▶ Exercise
Answer with a number only: how many lines of the data contain "this"?

▶ Source records
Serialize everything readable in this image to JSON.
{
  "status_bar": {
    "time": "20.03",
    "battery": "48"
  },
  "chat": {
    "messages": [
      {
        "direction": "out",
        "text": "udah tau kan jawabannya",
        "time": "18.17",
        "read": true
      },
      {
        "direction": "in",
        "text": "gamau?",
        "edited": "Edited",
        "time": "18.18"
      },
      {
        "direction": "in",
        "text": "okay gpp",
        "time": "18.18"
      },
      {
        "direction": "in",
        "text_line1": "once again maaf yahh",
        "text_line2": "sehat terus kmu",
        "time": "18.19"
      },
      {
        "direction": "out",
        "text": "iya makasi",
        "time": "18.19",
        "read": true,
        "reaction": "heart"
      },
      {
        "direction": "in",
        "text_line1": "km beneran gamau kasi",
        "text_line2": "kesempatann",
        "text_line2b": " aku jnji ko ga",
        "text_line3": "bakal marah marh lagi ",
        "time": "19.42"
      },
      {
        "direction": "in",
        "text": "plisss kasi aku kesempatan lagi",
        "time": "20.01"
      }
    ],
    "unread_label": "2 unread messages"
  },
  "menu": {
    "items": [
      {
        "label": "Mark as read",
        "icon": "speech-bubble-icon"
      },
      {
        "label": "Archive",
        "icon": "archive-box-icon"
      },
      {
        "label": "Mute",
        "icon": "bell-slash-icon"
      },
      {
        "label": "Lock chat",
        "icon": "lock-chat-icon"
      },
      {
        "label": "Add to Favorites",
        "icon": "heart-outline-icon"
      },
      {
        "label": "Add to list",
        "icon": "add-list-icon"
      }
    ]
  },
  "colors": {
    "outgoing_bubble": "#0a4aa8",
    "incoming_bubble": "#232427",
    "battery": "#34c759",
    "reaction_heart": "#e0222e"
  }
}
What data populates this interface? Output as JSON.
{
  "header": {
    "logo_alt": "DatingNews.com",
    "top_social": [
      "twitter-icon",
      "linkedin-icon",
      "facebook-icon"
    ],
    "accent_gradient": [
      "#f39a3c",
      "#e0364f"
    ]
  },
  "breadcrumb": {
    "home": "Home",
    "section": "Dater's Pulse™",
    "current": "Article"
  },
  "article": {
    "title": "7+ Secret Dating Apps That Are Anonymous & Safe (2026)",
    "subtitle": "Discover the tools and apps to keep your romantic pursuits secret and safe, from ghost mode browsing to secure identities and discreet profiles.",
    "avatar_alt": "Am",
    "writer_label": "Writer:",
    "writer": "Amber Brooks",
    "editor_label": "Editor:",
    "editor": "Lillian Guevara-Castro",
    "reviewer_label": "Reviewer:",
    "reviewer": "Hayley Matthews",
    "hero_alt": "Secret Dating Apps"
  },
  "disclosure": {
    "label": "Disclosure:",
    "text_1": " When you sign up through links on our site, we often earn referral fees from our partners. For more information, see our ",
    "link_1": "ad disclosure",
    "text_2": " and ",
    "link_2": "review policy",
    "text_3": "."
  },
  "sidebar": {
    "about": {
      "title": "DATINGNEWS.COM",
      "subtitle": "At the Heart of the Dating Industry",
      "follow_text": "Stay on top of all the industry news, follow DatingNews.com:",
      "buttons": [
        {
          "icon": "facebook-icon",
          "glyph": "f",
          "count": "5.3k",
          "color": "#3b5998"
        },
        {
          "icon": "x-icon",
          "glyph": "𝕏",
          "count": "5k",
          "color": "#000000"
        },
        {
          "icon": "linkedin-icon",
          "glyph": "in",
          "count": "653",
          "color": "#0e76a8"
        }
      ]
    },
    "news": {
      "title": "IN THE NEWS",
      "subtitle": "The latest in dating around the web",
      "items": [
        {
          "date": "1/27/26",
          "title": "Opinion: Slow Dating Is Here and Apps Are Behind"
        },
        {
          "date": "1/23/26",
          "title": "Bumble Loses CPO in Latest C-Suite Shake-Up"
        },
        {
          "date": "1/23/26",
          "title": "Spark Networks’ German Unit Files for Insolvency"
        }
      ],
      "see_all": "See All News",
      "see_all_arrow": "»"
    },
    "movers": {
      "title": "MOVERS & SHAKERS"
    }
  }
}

▶ Exercise response
2